## [What is expected]
Reproduce each line from the records that holds "ylabel".

## [Data provided]
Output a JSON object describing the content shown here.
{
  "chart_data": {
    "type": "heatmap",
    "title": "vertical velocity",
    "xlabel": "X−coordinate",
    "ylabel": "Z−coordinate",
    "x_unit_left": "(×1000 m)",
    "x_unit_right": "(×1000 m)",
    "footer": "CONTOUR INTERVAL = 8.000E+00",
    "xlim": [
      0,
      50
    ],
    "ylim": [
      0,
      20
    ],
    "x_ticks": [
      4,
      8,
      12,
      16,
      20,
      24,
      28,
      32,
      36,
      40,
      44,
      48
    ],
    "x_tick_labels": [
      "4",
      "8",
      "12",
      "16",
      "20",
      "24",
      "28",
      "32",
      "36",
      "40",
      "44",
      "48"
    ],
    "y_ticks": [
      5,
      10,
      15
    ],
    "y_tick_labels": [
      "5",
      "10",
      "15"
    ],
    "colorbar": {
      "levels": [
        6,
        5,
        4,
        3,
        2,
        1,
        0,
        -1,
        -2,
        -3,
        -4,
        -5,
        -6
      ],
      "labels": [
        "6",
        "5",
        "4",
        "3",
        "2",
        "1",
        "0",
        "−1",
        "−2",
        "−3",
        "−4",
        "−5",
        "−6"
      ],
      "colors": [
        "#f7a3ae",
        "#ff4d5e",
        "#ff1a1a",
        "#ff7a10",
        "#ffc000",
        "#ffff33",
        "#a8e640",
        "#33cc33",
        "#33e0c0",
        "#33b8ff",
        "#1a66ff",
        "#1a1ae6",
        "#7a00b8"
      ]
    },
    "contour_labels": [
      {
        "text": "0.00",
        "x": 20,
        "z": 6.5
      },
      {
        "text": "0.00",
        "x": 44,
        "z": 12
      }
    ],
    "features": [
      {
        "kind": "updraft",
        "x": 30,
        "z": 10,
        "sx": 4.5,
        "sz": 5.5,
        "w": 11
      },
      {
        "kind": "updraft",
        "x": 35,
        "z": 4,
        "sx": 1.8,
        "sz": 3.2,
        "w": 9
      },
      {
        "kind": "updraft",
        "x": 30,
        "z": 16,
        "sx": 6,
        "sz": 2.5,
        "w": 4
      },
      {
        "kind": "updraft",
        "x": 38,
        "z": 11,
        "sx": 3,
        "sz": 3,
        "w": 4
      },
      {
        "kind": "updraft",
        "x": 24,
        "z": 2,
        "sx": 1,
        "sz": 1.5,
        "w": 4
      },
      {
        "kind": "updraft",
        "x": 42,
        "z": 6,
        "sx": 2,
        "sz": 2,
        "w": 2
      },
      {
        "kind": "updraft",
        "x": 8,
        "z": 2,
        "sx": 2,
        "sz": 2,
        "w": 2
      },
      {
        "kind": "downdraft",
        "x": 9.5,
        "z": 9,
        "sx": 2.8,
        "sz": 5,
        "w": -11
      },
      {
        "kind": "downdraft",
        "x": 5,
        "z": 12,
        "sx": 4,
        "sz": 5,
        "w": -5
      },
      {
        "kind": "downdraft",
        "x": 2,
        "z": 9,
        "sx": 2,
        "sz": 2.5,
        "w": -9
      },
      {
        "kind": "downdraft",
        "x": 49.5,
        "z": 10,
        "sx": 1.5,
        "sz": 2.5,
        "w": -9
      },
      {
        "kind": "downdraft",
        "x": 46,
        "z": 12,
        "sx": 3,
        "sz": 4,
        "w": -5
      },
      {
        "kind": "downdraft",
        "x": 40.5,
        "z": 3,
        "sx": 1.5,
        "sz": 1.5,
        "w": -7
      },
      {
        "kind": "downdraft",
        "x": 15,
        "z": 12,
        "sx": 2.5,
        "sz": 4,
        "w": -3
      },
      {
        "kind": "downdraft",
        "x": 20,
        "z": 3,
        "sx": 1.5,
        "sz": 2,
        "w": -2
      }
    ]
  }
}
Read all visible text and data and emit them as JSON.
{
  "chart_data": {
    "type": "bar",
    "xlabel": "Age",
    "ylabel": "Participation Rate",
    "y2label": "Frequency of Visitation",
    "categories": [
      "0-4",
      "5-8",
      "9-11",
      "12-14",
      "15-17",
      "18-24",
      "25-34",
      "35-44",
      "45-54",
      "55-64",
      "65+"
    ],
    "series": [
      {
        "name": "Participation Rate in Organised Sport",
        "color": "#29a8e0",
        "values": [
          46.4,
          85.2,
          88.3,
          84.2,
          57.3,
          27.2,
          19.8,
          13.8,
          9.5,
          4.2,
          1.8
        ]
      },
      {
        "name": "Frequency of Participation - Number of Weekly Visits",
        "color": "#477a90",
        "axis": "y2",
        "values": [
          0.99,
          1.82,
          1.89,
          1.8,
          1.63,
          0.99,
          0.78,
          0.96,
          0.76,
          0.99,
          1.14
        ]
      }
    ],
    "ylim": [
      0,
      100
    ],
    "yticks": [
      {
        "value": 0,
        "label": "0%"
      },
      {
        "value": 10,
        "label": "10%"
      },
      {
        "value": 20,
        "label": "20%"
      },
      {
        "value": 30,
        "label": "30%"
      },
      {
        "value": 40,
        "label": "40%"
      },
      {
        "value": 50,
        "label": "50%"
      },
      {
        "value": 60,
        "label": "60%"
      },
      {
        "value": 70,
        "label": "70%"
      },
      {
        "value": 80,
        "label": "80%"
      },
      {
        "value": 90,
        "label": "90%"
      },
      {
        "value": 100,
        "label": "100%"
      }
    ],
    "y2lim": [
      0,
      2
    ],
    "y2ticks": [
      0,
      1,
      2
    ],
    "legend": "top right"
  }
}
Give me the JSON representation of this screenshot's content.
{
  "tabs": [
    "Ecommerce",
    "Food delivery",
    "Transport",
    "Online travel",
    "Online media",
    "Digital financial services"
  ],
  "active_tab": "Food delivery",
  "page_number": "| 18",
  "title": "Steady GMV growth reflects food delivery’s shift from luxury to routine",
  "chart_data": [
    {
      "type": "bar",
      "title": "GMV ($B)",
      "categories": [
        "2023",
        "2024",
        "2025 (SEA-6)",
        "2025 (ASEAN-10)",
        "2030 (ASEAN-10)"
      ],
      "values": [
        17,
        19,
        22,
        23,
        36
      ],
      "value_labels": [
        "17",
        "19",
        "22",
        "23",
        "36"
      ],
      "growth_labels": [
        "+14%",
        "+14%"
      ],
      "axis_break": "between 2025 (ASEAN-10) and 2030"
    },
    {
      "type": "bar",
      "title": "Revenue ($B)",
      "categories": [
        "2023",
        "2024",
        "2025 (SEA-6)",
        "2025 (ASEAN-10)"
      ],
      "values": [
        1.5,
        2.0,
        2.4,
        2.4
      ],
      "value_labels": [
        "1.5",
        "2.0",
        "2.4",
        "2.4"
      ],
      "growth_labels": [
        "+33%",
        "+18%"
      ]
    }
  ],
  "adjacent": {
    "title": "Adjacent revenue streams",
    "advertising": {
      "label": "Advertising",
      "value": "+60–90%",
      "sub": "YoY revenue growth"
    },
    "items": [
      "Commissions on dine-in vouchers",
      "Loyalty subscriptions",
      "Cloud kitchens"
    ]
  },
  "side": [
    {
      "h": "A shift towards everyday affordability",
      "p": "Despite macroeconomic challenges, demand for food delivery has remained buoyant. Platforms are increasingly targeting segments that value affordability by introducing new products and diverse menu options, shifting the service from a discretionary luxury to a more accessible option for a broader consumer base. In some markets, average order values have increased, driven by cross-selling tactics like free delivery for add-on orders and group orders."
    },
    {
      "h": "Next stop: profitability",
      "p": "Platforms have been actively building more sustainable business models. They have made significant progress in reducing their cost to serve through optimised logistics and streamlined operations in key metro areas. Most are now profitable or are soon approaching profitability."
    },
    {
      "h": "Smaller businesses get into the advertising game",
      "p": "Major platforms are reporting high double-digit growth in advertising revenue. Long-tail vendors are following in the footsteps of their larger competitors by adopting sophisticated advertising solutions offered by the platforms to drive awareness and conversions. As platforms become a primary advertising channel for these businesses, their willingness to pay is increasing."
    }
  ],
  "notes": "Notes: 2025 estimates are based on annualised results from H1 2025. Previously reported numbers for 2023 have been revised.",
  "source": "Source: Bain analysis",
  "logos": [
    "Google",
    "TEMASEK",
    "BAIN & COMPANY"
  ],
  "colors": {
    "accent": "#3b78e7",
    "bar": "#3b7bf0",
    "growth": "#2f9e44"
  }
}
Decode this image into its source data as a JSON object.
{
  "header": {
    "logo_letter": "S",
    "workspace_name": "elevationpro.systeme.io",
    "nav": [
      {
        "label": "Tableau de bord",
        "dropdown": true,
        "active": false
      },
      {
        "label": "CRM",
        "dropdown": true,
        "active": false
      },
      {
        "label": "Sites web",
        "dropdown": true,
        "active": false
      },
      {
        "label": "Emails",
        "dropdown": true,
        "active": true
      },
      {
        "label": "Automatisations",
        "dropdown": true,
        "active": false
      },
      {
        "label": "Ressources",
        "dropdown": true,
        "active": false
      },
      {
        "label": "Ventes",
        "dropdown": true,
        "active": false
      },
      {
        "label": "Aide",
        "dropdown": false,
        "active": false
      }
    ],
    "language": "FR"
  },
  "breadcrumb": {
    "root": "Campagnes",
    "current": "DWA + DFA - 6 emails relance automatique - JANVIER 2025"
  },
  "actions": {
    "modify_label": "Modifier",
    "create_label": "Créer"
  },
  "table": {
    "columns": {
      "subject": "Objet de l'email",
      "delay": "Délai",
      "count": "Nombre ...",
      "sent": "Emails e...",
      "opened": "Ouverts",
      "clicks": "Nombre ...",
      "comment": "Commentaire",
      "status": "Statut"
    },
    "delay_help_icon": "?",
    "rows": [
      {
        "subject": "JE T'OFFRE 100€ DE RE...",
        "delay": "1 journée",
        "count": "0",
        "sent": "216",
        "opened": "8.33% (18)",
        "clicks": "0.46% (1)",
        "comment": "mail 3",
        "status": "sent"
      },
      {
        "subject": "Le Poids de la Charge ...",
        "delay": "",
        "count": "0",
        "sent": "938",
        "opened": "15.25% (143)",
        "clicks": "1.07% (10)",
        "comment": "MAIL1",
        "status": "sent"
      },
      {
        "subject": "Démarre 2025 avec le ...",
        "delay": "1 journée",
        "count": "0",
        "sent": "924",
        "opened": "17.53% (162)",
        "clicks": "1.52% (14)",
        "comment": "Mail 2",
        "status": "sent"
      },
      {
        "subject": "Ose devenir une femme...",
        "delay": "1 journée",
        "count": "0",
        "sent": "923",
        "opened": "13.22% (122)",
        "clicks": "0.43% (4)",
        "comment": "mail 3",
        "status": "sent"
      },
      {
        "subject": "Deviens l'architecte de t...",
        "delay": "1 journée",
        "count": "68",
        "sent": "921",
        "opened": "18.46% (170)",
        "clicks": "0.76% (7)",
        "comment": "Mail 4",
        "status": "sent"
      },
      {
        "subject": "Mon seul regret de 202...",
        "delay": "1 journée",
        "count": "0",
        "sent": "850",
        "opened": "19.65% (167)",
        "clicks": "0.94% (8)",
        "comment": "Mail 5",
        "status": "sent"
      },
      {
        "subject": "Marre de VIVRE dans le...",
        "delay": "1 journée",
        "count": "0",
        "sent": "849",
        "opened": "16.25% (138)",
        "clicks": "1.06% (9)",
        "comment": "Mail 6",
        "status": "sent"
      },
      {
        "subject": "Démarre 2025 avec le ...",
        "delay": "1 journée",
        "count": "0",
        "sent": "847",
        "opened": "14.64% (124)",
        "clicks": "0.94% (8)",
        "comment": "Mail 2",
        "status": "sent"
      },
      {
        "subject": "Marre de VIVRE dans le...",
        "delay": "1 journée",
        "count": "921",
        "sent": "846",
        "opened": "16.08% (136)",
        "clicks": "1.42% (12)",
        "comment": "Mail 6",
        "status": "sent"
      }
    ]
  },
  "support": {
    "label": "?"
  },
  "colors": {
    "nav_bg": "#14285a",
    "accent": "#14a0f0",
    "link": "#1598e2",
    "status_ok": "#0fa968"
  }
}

## [Task result]
    "ylabel": "Z−coordinate",
    "ylabel": "Participation Rate",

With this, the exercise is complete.